- Brief a:
Can you condense the biography's paragraph beginning "Wincelberg began his career" into a short list of its main facts?
═════ Extract ═════
Shimon Wincelberg (26 September 1924 – 29 September 2004) was a television writer and Broadway playwright. He wrote the 1959 Broadway play Kataki starring Sessue Hayakawa and Ben Piazza.

Early life 
Wincelberg was born in Kiel, Germany. His family fled Nazi Germany, arriving in the United States in the late 1930s.

Career 
Wincelberg began his career as a writer in 1953 when he sold his first short story. He continued to write stories for a variety of publications including Harper's Bazaar, The New Yorker, and Punch. He wrote many plays, including the Broadway play Kataki, which was based on his own experience in Army intelligence during World War II. He wrote another play in 1962 called  Windows of Heaven which premiered at Stockholm's Royal Dramatic Theater. He also wrote books, some with his wife Anita, who was also a writer. He also wrote many television shows during the 1960s and 1970s, often using pseudonyms such as "Simon Wincelberg", "Simon Winvelberg", "S. Bar-David", and "Shimon Bar-David", meaning "Shimon son of David" in Hebrew. He invented the Vulcan Mindmeld in the script for "Dagger of the Mind", which aired during the first season of Star Trek.
═════
- Brief b:
In the listing, will you swap "tree-item-label" for "tree-node-label" in everything from the start of the listing down to the line containing "check-icon [353, 112, 360, 119]" and give those lines again, with nothing else changed?
═════ Data shown ═════
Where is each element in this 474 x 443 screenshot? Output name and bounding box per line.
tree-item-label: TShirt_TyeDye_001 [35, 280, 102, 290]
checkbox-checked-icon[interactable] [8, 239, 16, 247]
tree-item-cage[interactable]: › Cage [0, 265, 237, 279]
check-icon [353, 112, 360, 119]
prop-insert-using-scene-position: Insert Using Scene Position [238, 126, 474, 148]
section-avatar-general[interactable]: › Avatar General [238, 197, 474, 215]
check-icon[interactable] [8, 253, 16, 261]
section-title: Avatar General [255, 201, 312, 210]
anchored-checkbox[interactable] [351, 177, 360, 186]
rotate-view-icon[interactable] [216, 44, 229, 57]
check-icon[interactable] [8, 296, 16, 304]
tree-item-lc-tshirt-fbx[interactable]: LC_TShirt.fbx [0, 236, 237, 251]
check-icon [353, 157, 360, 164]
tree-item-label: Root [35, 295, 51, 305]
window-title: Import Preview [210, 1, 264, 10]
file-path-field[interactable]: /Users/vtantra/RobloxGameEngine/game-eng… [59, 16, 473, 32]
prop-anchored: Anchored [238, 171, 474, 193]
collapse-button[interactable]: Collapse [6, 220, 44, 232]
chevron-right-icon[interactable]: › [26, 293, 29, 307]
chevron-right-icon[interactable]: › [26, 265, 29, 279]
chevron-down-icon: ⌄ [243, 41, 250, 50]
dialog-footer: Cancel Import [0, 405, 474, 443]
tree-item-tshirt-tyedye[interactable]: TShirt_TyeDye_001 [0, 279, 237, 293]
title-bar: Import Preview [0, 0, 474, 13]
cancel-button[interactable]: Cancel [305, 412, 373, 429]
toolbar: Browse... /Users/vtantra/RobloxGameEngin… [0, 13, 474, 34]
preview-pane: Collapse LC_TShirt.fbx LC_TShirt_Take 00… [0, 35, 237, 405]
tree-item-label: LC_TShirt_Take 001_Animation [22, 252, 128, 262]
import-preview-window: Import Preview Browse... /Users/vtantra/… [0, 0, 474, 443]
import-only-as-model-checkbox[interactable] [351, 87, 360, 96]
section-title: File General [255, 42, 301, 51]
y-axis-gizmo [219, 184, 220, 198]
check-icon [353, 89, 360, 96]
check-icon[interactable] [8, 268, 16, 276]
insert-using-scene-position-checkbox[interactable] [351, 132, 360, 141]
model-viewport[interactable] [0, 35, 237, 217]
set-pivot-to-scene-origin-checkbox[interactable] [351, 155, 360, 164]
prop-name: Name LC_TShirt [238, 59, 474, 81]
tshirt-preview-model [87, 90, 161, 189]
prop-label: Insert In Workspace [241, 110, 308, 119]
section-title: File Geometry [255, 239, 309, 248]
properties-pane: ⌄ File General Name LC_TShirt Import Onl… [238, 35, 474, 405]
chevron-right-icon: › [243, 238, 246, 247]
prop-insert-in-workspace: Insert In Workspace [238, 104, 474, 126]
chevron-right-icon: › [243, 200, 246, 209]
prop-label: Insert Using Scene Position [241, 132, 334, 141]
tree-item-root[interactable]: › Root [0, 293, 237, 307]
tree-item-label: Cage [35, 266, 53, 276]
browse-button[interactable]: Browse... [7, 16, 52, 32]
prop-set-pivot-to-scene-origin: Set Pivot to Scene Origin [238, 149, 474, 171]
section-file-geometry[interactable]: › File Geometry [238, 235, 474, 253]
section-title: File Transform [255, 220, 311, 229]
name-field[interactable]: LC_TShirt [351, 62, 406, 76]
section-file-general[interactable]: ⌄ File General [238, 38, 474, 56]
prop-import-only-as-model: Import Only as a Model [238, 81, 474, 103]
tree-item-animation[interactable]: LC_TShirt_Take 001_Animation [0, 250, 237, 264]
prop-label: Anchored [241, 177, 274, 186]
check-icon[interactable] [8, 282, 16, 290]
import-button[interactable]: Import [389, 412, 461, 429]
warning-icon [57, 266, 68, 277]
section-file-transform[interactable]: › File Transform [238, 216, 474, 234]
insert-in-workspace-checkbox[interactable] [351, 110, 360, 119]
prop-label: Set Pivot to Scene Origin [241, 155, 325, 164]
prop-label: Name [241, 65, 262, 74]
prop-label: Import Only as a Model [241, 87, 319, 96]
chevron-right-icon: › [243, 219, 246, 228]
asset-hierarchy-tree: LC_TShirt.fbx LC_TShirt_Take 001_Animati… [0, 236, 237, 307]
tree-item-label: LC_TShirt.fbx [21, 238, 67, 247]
═════
- Exercise output a:
- Started as a writer in 1953 by selling his first short story.
- Wrote stories for Harper's Bazaar, The New Yorker, and Punch.
- Wrote many plays, including the Broadway play Kataki, based on his experience in Army intelligence during World War II.
- Wrote Windows of Heaven in 1962, which premiered at Stockholm's Royal Dramatic Theater.
- Wrote books, some with his wife Anita, who was also a writer.
- Wrote many television shows in the 1960s and 1970s, often under pseudonyms such as "Simon Wincelberg," "Simon Winvelberg," "S. Bar-David," and "Shimon Bar-David" (Hebrew for "Shimon son of David").
- Invented the Vulcan Mindmeld in his script for "Dagger of the Mind," which aired in the first season of Star Trek.

- Exercise output b:
Where is each element in this 474 x 443 screenshot? Output name and bounding box per line.
tree-node-label: TShirt_TyeDye_001 [35, 280, 102, 290]
checkbox-checked-icon[interactable] [8, 239, 16, 247]
tree-item-cage[interactable]: › Cage [0, 265, 237, 279]
check-icon [353, 112, 360, 119]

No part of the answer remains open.